- [Directive]: Write out all of the data without omission, exactly as shown.

_ _ _ _

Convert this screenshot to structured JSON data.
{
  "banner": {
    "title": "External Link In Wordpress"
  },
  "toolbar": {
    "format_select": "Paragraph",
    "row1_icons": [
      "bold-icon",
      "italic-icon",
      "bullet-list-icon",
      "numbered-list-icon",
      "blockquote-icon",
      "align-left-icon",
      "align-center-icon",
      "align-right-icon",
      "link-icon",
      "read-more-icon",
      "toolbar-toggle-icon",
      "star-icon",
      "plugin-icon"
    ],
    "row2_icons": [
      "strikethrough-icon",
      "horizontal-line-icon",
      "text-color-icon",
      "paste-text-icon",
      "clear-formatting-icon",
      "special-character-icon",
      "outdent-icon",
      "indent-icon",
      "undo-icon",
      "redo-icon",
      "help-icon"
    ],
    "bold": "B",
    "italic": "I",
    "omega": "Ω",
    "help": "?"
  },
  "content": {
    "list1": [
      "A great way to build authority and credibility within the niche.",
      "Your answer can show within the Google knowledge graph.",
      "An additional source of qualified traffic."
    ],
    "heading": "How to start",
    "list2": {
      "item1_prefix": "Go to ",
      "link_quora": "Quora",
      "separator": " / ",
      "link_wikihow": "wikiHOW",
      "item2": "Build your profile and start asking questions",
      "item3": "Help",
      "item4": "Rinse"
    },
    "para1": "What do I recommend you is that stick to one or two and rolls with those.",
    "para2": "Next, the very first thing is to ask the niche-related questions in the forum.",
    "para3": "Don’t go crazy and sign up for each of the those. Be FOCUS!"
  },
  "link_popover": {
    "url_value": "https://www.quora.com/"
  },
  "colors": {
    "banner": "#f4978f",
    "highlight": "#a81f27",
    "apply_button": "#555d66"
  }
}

_ _ _ _

- [Task response]:
Convert this screenshot to structured JSON data.
{
  "banner": {
    "title": "External Link In Wordpress"
  },
  "toolbar": {
    "format_select": "Paragraph",
    "row1_icons": [
      "bold-icon",
      "italic-icon",
      "bullet-list-icon",
      "numbered-list-icon",
      "blockquote-icon",
      "align-left-icon",
      "align-center-icon",
      "align-right-icon",
      "link-icon",
      "read-more-icon",
      "toolbar-toggle-icon",
      "star-icon",
      "plugin-icon"
    ],
    "row2_icons": [
      "strikethrough-icon",
      "horizontal-line-icon",
      "text-color-icon",
      "paste-text-icon",
      "clear-formatting-icon",
      "special-character-icon",
      "outdent-icon",
      "indent-icon",
      "undo-icon",
      "redo-icon",
      "help-icon"
    ],
    "bold": "B",
    "italic": "I",
    "omega": "Ω",
    "help": "?"
  },
  "content": {
    "list1": [
      "A great way to build authority and credibility within the niche.",
      "Your answer can show within the Google knowledge graph.",
      "An additional source of qualified traffic."
    ],
    "heading": "How to start",
    "list2": {
      "item1_prefix": "Go to ",
      "link_quora": "Quora",
      "separator": " / ",
      "link_wikihow": "wikiHOW",
      "item2": "Build your profile and start asking questions",
      "item3": "Help",
      "item4": "Rinse"
    },
    "para1": "What do I recommend you is that stick to one or two and rolls with those.",
    "para2": "Next, the very first thing is to ask the niche-related questions in the forum.",
    "para3": "Don’t go crazy and sign up for each of the those. Be FOCUS!"
  },
  "link_popover": {
    "url_value": "https://www.quora.com/"
  },
  "colors": {
    "banner": "#f4978f",
    "highlight": "#a81f27",
    "apply_button": "#555d66"
  }
}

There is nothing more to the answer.